Dataset excerpt
════════════════════
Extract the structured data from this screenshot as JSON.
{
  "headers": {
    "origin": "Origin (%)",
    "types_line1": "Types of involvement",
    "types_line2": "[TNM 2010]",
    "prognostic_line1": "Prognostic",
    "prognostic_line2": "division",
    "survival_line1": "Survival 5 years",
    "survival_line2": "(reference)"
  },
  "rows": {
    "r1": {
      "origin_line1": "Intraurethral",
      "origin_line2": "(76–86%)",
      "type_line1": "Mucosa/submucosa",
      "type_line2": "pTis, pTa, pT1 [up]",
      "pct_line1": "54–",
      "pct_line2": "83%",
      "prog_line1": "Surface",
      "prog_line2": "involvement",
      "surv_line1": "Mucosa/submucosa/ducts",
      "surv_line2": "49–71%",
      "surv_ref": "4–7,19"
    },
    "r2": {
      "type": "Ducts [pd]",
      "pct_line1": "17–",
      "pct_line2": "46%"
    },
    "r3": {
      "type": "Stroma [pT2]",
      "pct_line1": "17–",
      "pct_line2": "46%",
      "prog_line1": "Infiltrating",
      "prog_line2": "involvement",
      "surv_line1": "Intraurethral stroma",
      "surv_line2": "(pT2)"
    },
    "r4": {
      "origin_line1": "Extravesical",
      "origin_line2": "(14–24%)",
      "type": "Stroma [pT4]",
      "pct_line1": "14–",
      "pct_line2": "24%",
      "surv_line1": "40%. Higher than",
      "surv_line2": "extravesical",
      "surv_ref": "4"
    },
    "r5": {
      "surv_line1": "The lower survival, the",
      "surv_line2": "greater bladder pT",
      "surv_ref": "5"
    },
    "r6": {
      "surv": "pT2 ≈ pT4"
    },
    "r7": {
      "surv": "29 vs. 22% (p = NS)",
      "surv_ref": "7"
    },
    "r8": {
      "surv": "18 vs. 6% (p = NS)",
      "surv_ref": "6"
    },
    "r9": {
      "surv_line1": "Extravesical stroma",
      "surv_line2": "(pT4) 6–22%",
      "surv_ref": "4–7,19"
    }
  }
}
════════════════════
» TASK PROMPT
Take the entries above and transcribe them exactly.

» PROBLEM SOLUTION
Extract the structured data from this screenshot as JSON.
{
  "headers": {
    "origin": "Origin (%)",
    "types_line1": "Types of involvement",
    "types_line2": "[TNM 2010]",
    "prognostic_line1": "Prognostic",
    "prognostic_line2": "division",
    "survival_line1": "Survival 5 years",
    "survival_line2": "(reference)"
  },
  "rows": {
    "r1": {
      "origin_line1": "Intraurethral",
      "origin_line2": "(76–86%)",
      "type_line1": "Mucosa/submucosa",
      "type_line2": "pTis, pTa, pT1 [up]",
      "pct_line1": "54–",
      "pct_line2": "83%",
      "prog_line1": "Surface",
      "prog_line2": "involvement",
      "surv_line1": "Mucosa/submucosa/ducts",
      "surv_line2": "49–71%",
      "surv_ref": "4–7,19"
    },
    "r2": {
      "type": "Ducts [pd]",
      "pct_line1": "17–",
      "pct_line2": "46%"
    },
    "r3": {
      "type": "Stroma [pT2]",
      "pct_line1": "17–",
      "pct_line2": "46%",
      "prog_line1": "Infiltrating",
      "prog_line2": "involvement",
      "surv_line1": "Intraurethral stroma",
      "surv_line2": "(pT2)"
    },
    "r4": {
      "origin_line1": "Extravesical",
      "origin_line2": "(14–24%)",
      "type": "Stroma [pT4]",
      "pct_line1": "14–",
      "pct_line2": "24%",
      "surv_line1": "40%. Higher than",
      "surv_line2": "extravesical",
      "surv_ref": "4"
    },
    "r5": {
      "surv_line1": "The lower survival, the",
      "surv_line2": "greater bladder pT",
      "surv_ref": "5"
    },
    "r6": {
      "surv": "pT2 ≈ pT4"
    },
    "r7": {
      "surv": "29 vs. 22% (p = NS)",
      "surv_ref": "7"
    },
    "r8": {
      "surv": "18 vs. 6% (p = NS)",
      "surv_ref": "6"
    },
    "r9": {
      "surv_line1": "Extravesical stroma",
      "surv_line2": "(pT4) 6–22%",
      "surv_ref": "4–7,19"
    }
  }
}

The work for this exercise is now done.